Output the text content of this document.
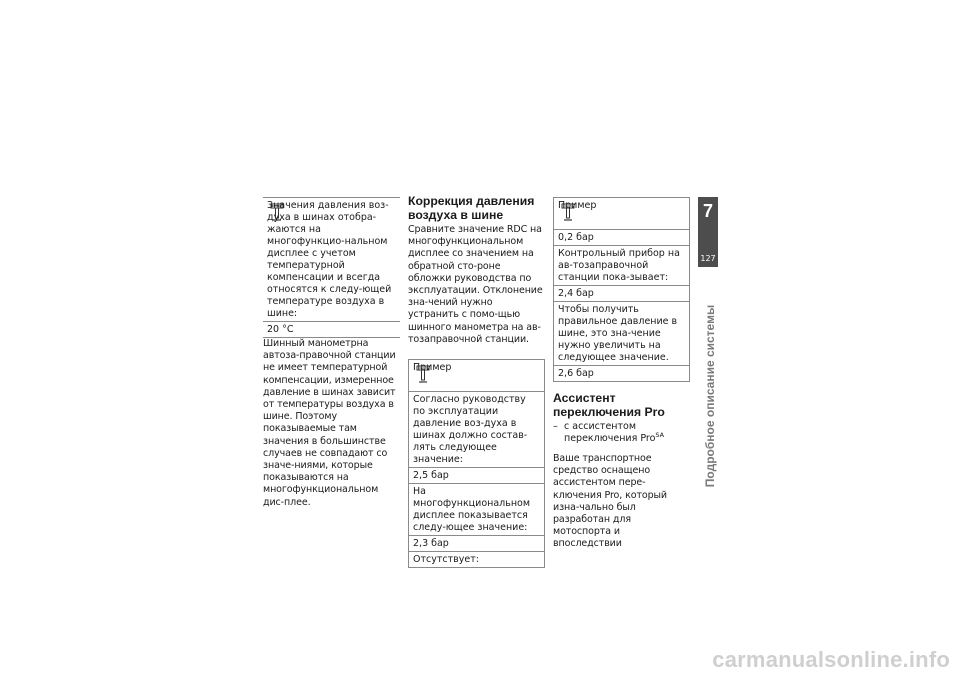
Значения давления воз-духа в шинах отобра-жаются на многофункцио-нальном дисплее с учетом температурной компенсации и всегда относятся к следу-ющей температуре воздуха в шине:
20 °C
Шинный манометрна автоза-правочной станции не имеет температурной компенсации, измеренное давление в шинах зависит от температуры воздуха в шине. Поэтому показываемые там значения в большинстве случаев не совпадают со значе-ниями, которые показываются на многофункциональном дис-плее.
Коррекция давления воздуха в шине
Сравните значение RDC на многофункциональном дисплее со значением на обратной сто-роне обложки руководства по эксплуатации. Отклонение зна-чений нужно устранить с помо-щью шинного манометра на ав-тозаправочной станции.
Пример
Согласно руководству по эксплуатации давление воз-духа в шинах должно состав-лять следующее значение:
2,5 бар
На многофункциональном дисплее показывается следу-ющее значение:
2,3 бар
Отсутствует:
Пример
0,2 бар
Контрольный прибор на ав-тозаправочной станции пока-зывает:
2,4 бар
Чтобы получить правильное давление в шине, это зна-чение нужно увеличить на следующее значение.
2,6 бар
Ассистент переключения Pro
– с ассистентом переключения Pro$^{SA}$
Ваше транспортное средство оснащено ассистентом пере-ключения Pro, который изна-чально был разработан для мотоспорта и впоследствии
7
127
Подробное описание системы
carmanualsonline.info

◆ ◆ ◆ ◆ ◆ ◆ ◆

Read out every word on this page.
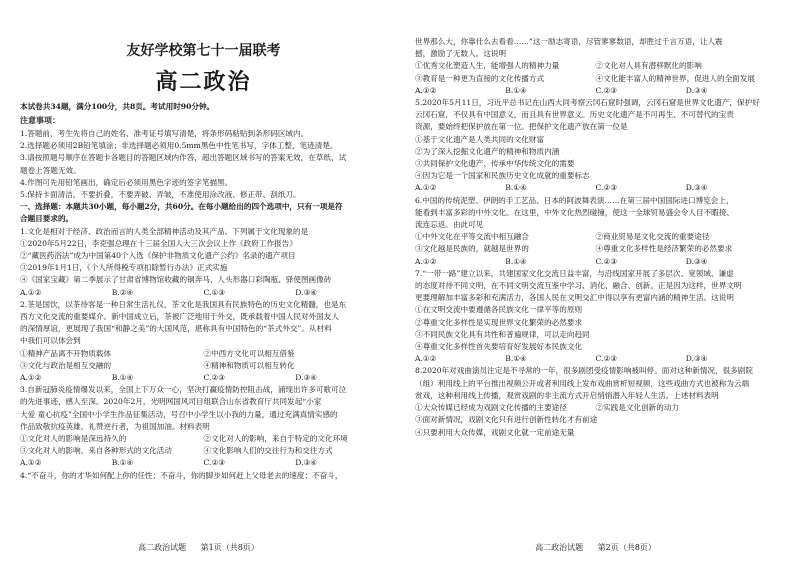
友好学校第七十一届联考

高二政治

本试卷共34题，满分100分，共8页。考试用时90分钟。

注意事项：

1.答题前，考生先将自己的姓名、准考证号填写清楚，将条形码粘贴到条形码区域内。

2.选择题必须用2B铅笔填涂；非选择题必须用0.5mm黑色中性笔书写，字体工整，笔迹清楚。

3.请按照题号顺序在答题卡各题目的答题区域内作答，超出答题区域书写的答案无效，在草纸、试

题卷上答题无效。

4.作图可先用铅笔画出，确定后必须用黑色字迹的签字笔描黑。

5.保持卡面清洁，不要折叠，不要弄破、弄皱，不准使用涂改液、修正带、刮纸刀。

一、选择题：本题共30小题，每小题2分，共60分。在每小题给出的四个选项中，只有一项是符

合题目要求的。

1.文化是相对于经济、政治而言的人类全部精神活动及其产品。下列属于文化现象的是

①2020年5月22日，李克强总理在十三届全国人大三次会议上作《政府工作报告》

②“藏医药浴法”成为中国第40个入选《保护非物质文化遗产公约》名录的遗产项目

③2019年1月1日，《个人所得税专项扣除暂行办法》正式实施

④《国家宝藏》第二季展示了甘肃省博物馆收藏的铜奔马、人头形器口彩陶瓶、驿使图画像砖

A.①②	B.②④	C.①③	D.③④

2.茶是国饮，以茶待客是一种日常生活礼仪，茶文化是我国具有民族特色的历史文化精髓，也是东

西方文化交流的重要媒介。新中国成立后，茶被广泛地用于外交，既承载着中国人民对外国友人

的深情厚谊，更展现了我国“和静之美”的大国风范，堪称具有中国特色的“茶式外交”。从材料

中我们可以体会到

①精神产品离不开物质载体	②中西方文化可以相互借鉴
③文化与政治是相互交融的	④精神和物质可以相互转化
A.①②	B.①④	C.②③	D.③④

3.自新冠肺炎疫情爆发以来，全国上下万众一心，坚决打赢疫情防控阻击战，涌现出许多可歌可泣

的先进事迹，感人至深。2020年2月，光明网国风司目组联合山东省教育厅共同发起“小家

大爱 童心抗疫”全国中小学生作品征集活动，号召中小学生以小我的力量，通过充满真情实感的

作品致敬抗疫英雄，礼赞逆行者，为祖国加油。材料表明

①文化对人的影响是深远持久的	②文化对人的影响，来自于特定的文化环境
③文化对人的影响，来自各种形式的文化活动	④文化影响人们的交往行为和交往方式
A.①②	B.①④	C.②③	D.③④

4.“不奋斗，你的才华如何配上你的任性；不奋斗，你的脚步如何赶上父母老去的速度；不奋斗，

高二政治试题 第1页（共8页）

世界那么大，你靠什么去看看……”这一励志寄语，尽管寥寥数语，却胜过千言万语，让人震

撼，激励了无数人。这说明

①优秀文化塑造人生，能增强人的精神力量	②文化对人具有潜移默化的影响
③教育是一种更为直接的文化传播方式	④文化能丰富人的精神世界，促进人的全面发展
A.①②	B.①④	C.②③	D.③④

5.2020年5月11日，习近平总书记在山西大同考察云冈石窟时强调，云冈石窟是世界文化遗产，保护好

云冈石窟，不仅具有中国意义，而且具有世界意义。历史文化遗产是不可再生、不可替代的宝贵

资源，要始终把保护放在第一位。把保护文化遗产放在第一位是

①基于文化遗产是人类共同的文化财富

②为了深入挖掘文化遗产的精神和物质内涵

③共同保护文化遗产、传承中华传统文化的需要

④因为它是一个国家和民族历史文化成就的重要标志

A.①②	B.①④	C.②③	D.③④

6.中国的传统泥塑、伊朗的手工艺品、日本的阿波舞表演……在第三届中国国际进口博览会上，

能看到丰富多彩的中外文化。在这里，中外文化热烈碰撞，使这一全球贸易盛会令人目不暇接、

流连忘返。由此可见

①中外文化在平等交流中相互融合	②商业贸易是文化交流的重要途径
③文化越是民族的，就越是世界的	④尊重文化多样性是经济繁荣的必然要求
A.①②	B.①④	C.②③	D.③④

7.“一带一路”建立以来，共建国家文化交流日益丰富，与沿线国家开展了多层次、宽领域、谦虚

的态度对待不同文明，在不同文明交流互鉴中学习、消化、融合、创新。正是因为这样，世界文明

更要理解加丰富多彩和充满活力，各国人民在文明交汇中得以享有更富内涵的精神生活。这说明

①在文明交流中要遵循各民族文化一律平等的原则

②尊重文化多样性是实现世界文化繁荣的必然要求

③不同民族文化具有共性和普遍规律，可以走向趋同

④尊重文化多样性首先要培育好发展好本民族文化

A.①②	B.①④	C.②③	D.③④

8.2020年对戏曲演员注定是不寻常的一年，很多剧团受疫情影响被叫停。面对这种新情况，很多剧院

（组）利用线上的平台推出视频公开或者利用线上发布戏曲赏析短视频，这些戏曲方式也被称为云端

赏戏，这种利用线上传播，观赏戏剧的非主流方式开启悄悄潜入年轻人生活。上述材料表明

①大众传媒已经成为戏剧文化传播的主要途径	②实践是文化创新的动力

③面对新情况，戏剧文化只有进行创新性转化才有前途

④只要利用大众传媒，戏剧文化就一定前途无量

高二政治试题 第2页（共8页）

◆ ◆ ◆ ◆ ◆ ◆ ◆

Return only the number of lines in the preceding records that contain the string "переключения".

EXERCISE RESPONSE: 2